• [Data entries]:
>> BEGIN

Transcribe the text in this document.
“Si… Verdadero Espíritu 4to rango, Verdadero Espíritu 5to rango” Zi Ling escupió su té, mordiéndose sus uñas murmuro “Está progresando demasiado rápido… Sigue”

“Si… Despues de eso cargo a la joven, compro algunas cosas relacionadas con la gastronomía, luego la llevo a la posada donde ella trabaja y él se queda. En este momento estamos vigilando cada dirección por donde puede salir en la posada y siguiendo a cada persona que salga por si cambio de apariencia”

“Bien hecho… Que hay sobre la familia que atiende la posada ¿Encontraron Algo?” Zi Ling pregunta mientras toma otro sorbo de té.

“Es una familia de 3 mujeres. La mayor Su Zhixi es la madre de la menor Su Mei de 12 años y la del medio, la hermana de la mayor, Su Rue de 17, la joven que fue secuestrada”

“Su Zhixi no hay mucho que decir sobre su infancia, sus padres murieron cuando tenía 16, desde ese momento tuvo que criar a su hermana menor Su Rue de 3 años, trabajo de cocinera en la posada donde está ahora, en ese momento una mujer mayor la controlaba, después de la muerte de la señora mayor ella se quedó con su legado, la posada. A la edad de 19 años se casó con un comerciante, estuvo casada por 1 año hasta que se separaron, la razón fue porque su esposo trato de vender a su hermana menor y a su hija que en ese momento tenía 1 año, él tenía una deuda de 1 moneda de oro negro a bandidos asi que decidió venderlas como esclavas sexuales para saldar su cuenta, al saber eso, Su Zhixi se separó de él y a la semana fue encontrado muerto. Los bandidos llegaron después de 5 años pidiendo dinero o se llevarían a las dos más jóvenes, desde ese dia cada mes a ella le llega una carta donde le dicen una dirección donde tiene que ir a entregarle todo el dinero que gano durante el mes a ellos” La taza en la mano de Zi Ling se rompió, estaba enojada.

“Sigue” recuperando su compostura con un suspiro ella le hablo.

>> END

• [SET EXERCISE]: Write down every line of the data exactly as it appears above.

• [WRITTEN REPLY]:
Transcribe the text in this document.
“Si… Verdadero Espíritu 4to rango, Verdadero Espíritu 5to rango” Zi Ling escupió su té, mordiéndose sus uñas murmuro “Está progresando demasiado rápido… Sigue”

“Si… Despues de eso cargo a la joven, compro algunas cosas relacionadas con la gastronomía, luego la llevo a la posada donde ella trabaja y él se queda. En este momento estamos vigilando cada dirección por donde puede salir en la posada y siguiendo a cada persona que salga por si cambio de apariencia”

“Bien hecho… Que hay sobre la familia que atiende la posada ¿Encontraron Algo?” Zi Ling pregunta mientras toma otro sorbo de té.

“Es una familia de 3 mujeres. La mayor Su Zhixi es la madre de la menor Su Mei de 12 años y la del medio, la hermana de la mayor, Su Rue de 17, la joven que fue secuestrada”

“Su Zhixi no hay mucho que decir sobre su infancia, sus padres murieron cuando tenía 16, desde ese momento tuvo que criar a su hermana menor Su Rue de 3 años, trabajo de cocinera en la posada donde está ahora, en ese momento una mujer mayor la controlaba, después de la muerte de la señora mayor ella se quedó con su legado, la posada. A la edad de 19 años se casó con un comerciante, estuvo casada por 1 año hasta que se separaron, la razón fue porque su esposo trato de vender a su hermana menor y a su hija que en ese momento tenía 1 año, él tenía una deuda de 1 moneda de oro negro a bandidos asi que decidió venderlas como esclavas sexuales para saldar su cuenta, al saber eso, Su Zhixi se separó de él y a la semana fue encontrado muerto. Los bandidos llegaron después de 5 años pidiendo dinero o se llevarían a las dos más jóvenes, desde ese dia cada mes a ella le llega una carta donde le dicen una dirección donde tiene que ir a entregarle todo el dinero que gano durante el mes a ellos” La taza en la mano de Zi Ling se rompió, estaba enojada.

“Sigue” recuperando su compostura con un suspiro ella le hablo.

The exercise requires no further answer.